▶ [Exercise goal] Put every line of the records below into a Markdown table with the columns Row and Line, numbering the rows and skipping blank lines. Omit the pictures from the table.

(Image layout annotations)
<<<<

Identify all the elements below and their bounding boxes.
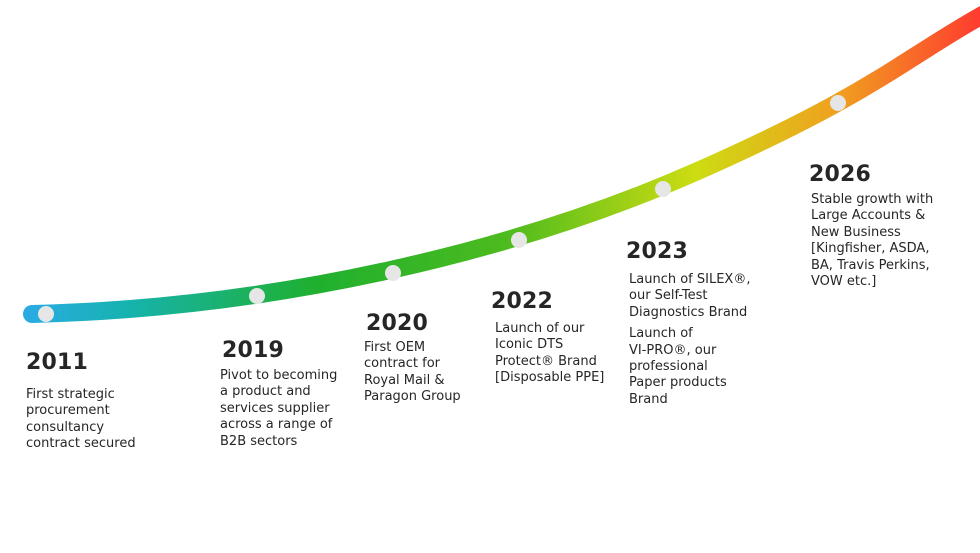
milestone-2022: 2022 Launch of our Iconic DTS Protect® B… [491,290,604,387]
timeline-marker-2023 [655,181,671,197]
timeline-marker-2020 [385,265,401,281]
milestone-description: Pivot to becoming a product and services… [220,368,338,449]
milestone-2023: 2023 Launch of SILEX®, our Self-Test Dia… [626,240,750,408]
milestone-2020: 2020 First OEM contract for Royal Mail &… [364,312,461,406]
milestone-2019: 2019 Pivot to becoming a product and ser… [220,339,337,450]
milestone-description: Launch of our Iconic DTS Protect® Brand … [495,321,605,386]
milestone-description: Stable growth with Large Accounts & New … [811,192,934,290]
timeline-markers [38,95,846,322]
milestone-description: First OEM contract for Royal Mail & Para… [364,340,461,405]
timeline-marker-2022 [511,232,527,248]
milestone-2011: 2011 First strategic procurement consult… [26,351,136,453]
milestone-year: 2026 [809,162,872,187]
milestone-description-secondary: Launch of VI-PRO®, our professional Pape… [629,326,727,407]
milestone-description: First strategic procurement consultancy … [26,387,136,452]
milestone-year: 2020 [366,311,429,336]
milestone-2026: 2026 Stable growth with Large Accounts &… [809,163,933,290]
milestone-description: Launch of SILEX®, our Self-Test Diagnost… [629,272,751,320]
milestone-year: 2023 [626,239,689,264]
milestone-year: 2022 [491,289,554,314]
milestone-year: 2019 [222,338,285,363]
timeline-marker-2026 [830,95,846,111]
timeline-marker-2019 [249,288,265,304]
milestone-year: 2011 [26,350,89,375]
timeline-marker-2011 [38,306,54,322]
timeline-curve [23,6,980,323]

>>>>

▶ [Response to this exercise]
| Row | Line |
|---|---|
| 1 | Identify all the elements below and their bounding boxes. |
| 2 | milestone-2022: 2022 Launch of our Iconic DTS Protect® B… [491,290,604,387] |
| 3 | timeline-marker-2023 [655,181,671,197] |
| 4 | timeline-marker-2020 [385,265,401,281] |
| 5 | milestone-description: Pivot to becoming a product and services… [220,368,338,449] |
| 6 | milestone-2023: 2023 Launch of SILEX®, our Self-Test Dia… [626,240,750,408] |
| 7 | milestone-2020: 2020 First OEM contract for Royal Mail &… [364,312,461,406] |
| 8 | milestone-2019: 2019 Pivot to becoming a product and ser… [220,339,337,450] |
| 9 | milestone-description: Launch of our Iconic DTS Protect® Brand … [495,321,605,386] |
| 10 | milestone-description: Stable growth with Large Accounts & New … [811,192,934,290] |
| 11 | timeline-markers [38,95,846,322] |
| 12 | milestone-description: First OEM contract for Royal Mail & Para… [364,340,461,405] |
| 13 | timeline-marker-2022 [511,232,527,248] |
| 14 | milestone-2011: 2011 First strategic procurement consult… [26,351,136,453] |
| 15 | milestone-year: 2026 [809,162,872,187] |
| 16 | milestone-description-secondary: Launch of VI-PRO®, our professional Pape… [629,326,727,407] |
| 17 | milestone-description: First strategic procurement consultancy … [26,387,136,452] |
| 18 | milestone-year: 2020 [366,311,429,336] |
| 19 | milestone-2026: 2026 Stable growth with Large Accounts &… [809,163,933,290] |
| 20 | milestone-description: Launch of SILEX®, our Self-Test Diagnost… [629,272,751,320] |
| 21 | milestone-year: 2023 [626,239,689,264] |
| 22 | milestone-year: 2022 [491,289,554,314] |
| 23 | milestone-year: 2019 [222,338,285,363] |
| 24 | timeline-marker-2026 [830,95,846,111] |
| 25 | timeline-marker-2019 [249,288,265,304] |
| 26 | milestone-year: 2011 [26,350,89,375] |
| 27 | timeline-marker-2011 [38,306,54,322] |
| 28 | timeline-curve [23,6,980,323] |